Copy out the whole listing exactly as written, leaving the pictures behind.

## start Material for the task

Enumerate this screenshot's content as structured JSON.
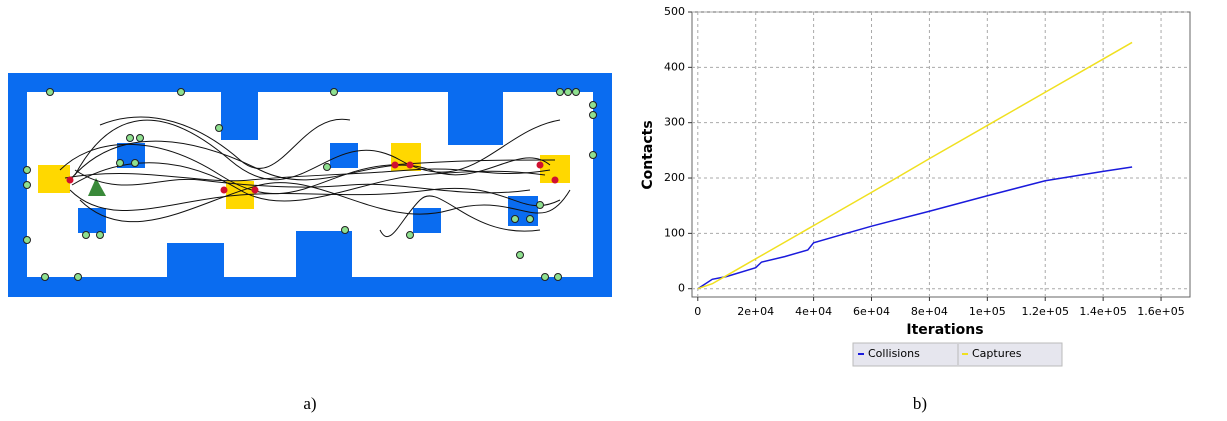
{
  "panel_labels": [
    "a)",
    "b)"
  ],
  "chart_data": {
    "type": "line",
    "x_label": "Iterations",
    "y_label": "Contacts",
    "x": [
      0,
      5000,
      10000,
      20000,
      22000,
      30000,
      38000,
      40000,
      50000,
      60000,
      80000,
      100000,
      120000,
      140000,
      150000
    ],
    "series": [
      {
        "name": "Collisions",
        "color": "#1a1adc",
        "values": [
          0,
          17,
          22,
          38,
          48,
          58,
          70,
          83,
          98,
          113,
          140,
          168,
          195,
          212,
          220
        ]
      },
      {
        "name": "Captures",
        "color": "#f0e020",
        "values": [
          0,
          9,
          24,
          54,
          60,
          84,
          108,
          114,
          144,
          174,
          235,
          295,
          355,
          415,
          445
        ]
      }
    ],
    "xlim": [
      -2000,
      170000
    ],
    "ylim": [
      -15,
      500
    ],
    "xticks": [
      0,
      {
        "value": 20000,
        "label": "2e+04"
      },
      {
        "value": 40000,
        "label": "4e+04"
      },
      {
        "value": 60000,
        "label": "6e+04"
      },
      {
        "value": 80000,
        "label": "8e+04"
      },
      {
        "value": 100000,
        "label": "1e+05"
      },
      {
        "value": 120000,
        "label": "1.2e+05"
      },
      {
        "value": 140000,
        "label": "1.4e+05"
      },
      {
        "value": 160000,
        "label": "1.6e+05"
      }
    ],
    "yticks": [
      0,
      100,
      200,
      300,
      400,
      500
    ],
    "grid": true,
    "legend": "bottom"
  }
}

## end Material for the task

_Expected answer_
Enumerate this screenshot's content as structured JSON.
{
  "panel_labels": [
    "a)",
    "b)"
  ],
  "chart_data": {
    "type": "line",
    "x_label": "Iterations",
    "y_label": "Contacts",
    "x": [
      0,
      5000,
      10000,
      20000,
      22000,
      30000,
      38000,
      40000,
      50000,
      60000,
      80000,
      100000,
      120000,
      140000,
      150000
    ],
    "series": [
      {
        "name": "Collisions",
        "color": "#1a1adc",
        "values": [
          0,
          17,
          22,
          38,
          48,
          58,
          70,
          83,
          98,
          113,
          140,
          168,
          195,
          212,
          220
        ]
      },
      {
        "name": "Captures",
        "color": "#f0e020",
        "values": [
          0,
          9,
          24,
          54,
          60,
          84,
          108,
          114,
          144,
          174,
          235,
          295,
          355,
          415,
          445
        ]
      }
    ],
    "xlim": [
      -2000,
      170000
    ],
    "ylim": [
      -15,
      500
    ],
    "xticks": [
      0,
      {
        "value": 20000,
        "label": "2e+04"
      },
      {
        "value": 40000,
        "label": "4e+04"
      },
      {
        "value": 60000,
        "label": "6e+04"
      },
      {
        "value": 80000,
        "label": "8e+04"
      },
      {
        "value": 100000,
        "label": "1e+05"
      },
      {
        "value": 120000,
        "label": "1.2e+05"
      },
      {
        "value": 140000,
        "label": "1.4e+05"
      },
      {
        "value": 160000,
        "label": "1.6e+05"
      }
    ],
    "yticks": [
      0,
      100,
      200,
      300,
      400,
      500
    ],
    "grid": true,
    "legend": "bottom"
  }
}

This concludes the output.